Data records:
______

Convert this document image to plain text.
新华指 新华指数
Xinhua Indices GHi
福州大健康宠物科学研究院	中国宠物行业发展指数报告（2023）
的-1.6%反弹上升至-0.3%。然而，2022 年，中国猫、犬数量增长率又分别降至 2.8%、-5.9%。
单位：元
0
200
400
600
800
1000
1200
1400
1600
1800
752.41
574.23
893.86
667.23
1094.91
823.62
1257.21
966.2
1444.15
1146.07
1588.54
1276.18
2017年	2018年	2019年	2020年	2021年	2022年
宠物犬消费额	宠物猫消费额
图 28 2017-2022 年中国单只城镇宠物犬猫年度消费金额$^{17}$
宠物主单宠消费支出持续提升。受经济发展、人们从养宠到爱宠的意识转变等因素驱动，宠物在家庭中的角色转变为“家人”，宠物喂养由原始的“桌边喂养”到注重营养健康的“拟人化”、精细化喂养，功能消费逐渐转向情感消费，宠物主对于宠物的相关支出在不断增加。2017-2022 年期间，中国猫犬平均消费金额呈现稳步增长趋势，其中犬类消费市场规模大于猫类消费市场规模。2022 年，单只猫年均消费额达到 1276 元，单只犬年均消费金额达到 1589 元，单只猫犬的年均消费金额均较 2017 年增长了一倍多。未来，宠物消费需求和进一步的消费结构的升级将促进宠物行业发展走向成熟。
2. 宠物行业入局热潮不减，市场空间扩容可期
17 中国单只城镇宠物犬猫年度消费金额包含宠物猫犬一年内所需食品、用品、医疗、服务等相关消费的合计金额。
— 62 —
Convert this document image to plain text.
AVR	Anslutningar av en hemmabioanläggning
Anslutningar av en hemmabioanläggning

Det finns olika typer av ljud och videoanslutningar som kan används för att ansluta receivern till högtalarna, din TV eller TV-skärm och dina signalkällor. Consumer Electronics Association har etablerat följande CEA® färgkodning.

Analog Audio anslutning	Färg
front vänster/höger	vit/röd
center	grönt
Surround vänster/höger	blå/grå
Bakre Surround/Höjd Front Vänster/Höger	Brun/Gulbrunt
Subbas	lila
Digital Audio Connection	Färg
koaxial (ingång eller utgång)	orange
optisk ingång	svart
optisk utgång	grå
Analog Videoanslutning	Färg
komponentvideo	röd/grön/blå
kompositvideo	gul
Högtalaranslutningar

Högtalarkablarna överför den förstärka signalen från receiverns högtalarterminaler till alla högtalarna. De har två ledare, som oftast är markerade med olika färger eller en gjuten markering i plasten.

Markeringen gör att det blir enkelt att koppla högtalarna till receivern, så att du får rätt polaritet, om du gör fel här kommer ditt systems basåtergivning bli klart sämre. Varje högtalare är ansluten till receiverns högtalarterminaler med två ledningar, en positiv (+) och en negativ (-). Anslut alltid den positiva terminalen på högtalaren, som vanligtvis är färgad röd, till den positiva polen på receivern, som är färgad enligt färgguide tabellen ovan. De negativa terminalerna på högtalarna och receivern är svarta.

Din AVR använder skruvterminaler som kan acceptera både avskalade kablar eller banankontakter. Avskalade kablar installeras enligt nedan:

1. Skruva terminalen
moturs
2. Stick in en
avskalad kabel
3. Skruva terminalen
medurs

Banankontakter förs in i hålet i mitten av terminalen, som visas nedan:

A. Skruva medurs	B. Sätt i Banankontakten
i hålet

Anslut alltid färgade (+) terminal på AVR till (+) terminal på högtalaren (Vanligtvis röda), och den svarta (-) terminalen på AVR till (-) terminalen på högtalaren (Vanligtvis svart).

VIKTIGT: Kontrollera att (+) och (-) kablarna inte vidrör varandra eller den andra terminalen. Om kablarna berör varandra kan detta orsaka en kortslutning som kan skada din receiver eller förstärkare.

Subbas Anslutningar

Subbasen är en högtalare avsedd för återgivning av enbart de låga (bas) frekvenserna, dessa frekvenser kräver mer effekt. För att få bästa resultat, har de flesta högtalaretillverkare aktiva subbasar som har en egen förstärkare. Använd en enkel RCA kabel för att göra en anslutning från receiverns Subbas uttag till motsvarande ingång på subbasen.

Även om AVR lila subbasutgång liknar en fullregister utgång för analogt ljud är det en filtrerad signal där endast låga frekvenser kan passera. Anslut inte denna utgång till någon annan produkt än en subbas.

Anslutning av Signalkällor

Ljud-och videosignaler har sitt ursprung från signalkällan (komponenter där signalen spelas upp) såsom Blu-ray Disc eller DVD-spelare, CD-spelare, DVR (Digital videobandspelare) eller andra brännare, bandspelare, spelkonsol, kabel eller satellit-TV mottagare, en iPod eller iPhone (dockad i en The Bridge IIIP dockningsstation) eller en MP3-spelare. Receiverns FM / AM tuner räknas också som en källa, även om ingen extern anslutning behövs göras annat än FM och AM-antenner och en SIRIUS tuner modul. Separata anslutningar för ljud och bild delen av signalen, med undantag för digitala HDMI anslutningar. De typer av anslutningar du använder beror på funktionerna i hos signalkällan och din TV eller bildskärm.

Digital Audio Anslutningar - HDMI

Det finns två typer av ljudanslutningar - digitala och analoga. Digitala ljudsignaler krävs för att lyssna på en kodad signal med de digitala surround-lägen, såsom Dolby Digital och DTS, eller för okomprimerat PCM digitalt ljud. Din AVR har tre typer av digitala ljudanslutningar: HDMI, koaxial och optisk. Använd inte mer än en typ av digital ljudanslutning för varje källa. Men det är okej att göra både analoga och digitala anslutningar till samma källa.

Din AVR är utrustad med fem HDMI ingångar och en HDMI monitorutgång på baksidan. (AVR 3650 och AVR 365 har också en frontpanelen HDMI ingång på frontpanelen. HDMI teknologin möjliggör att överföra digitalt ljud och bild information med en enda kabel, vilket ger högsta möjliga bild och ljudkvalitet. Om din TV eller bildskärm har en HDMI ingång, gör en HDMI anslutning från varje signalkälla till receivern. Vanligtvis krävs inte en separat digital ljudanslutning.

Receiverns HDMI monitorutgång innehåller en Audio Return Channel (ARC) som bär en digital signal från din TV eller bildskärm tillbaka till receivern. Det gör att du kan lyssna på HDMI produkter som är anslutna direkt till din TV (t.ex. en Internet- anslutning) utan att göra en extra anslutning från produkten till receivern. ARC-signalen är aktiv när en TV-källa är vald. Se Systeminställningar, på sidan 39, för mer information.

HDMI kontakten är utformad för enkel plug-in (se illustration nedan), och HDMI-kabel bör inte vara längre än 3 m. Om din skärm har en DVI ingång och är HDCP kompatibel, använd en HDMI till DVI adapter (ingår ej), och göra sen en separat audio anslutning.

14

______

### Problem to solve
Copy all the entries verbatim.

### Task solution
Convert this document image to plain text.
新华指 新华指数
Xinhua Indices GHi
福州大健康宠物科学研究院	中国宠物行业发展指数报告（2023）
的-1.6%反弹上升至-0.3%。然而，2022 年，中国猫、犬数量增长率又分别降至 2.8%、-5.9%。
单位：元
0
200
400
600
800
1000
1200
1400
1600
1800
752.41
574.23
893.86
667.23
1094.91
823.62
1257.21
966.2
1444.15
1146.07
1588.54
1276.18
2017年	2018年	2019年	2020年	2021年	2022年
宠物犬消费额	宠物猫消费额
图 28 2017-2022 年中国单只城镇宠物犬猫年度消费金额$^{17}$
宠物主单宠消费支出持续提升。受经济发展、人们从养宠到爱宠的意识转变等因素驱动，宠物在家庭中的角色转变为“家人”，宠物喂养由原始的“桌边喂养”到注重营养健康的“拟人化”、精细化喂养，功能消费逐渐转向情感消费，宠物主对于宠物的相关支出在不断增加。2017-2022 年期间，中国猫犬平均消费金额呈现稳步增长趋势，其中犬类消费市场规模大于猫类消费市场规模。2022 年，单只猫年均消费额达到 1276 元，单只犬年均消费金额达到 1589 元，单只猫犬的年均消费金额均较 2017 年增长了一倍多。未来，宠物消费需求和进一步的消费结构的升级将促进宠物行业发展走向成熟。
2. 宠物行业入局热潮不减，市场空间扩容可期
17 中国单只城镇宠物犬猫年度消费金额包含宠物猫犬一年内所需食品、用品、医疗、服务等相关消费的合计金额。
— 62 —
Convert this document image to plain text.
AVR	Anslutningar av en hemmabioanläggning
Anslutningar av en hemmabioanläggning

Det finns olika typer av ljud och videoanslutningar som kan används för att ansluta receivern till högtalarna, din TV eller TV-skärm och dina signalkällor. Consumer Electronics Association har etablerat följande CEA® färgkodning.

Analog Audio anslutning	Färg
front vänster/höger	vit/röd
center	grönt
Surround vänster/höger	blå/grå
Bakre Surround/Höjd Front Vänster/Höger	Brun/Gulbrunt
Subbas	lila
Digital Audio Connection	Färg
koaxial (ingång eller utgång)	orange
optisk ingång	svart
optisk utgång	grå
Analog Videoanslutning	Färg
komponentvideo	röd/grön/blå
kompositvideo	gul
Högtalaranslutningar

Högtalarkablarna överför den förstärka signalen från receiverns högtalarterminaler till alla högtalarna. De har två ledare, som oftast är markerade med olika färger eller en gjuten markering i plasten.

Markeringen gör att det blir enkelt att koppla högtalarna till receivern, så att du får rätt polaritet, om du gör fel här kommer ditt systems basåtergivning bli klart sämre. Varje högtalare är ansluten till receiverns högtalarterminaler med två ledningar, en positiv (+) och en negativ (-). Anslut alltid den positiva terminalen på högtalaren, som vanligtvis är färgad röd, till den positiva polen på receivern, som är färgad enligt färgguide tabellen ovan. De negativa terminalerna på högtalarna och receivern är svarta.

Din AVR använder skruvterminaler som kan acceptera både avskalade kablar eller banankontakter. Avskalade kablar installeras enligt nedan:

1. Skruva terminalen
moturs
2. Stick in en
avskalad kabel
3. Skruva terminalen
medurs

Banankontakter förs in i hålet i mitten av terminalen, som visas nedan:

A. Skruva medurs	B. Sätt i Banankontakten
i hålet

Anslut alltid färgade (+) terminal på AVR till (+) terminal på högtalaren (Vanligtvis röda), och den svarta (-) terminalen på AVR till (-) terminalen på högtalaren (Vanligtvis svart).

VIKTIGT: Kontrollera att (+) och (-) kablarna inte vidrör varandra eller den andra terminalen. Om kablarna berör varandra kan detta orsaka en kortslutning som kan skada din receiver eller förstärkare.

Subbas Anslutningar

Subbasen är en högtalare avsedd för återgivning av enbart de låga (bas) frekvenserna, dessa frekvenser kräver mer effekt. För att få bästa resultat, har de flesta högtalaretillverkare aktiva subbasar som har en egen förstärkare. Använd en enkel RCA kabel för att göra en anslutning från receiverns Subbas uttag till motsvarande ingång på subbasen.

Även om AVR lila subbasutgång liknar en fullregister utgång för analogt ljud är det en filtrerad signal där endast låga frekvenser kan passera. Anslut inte denna utgång till någon annan produkt än en subbas.

Anslutning av Signalkällor

Ljud-och videosignaler har sitt ursprung från signalkällan (komponenter där signalen spelas upp) såsom Blu-ray Disc eller DVD-spelare, CD-spelare, DVR (Digital videobandspelare) eller andra brännare, bandspelare, spelkonsol, kabel eller satellit-TV mottagare, en iPod eller iPhone (dockad i en The Bridge IIIP dockningsstation) eller en MP3-spelare. Receiverns FM / AM tuner räknas också som en källa, även om ingen extern anslutning behövs göras annat än FM och AM-antenner och en SIRIUS tuner modul. Separata anslutningar för ljud och bild delen av signalen, med undantag för digitala HDMI anslutningar. De typer av anslutningar du använder beror på funktionerna i hos signalkällan och din TV eller bildskärm.

Digital Audio Anslutningar - HDMI

Det finns två typer av ljudanslutningar - digitala och analoga. Digitala ljudsignaler krävs för att lyssna på en kodad signal med de digitala surround-lägen, såsom Dolby Digital och DTS, eller för okomprimerat PCM digitalt ljud. Din AVR har tre typer av digitala ljudanslutningar: HDMI, koaxial och optisk. Använd inte mer än en typ av digital ljudanslutning för varje källa. Men det är okej att göra både analoga och digitala anslutningar till samma källa.

Din AVR är utrustad med fem HDMI ingångar och en HDMI monitorutgång på baksidan. (AVR 3650 och AVR 365 har också en frontpanelen HDMI ingång på frontpanelen. HDMI teknologin möjliggör att överföra digitalt ljud och bild information med en enda kabel, vilket ger högsta möjliga bild och ljudkvalitet. Om din TV eller bildskärm har en HDMI ingång, gör en HDMI anslutning från varje signalkälla till receivern. Vanligtvis krävs inte en separat digital ljudanslutning.

Receiverns HDMI monitorutgång innehåller en Audio Return Channel (ARC) som bär en digital signal från din TV eller bildskärm tillbaka till receivern. Det gör att du kan lyssna på HDMI produkter som är anslutna direkt till din TV (t.ex. en Internet- anslutning) utan att göra en extra anslutning från produkten till receivern. ARC-signalen är aktiv när en TV-källa är vald. Se Systeminställningar, på sidan 39, för mer information.

HDMI kontakten är utformad för enkel plug-in (se illustration nedan), och HDMI-kabel bör inte vara längre än 3 m. Om din skärm har en DVI ingång och är HDCP kompatibel, använd en HDMI till DVI adapter (ingår ej), och göra sen en separat audio anslutning.

14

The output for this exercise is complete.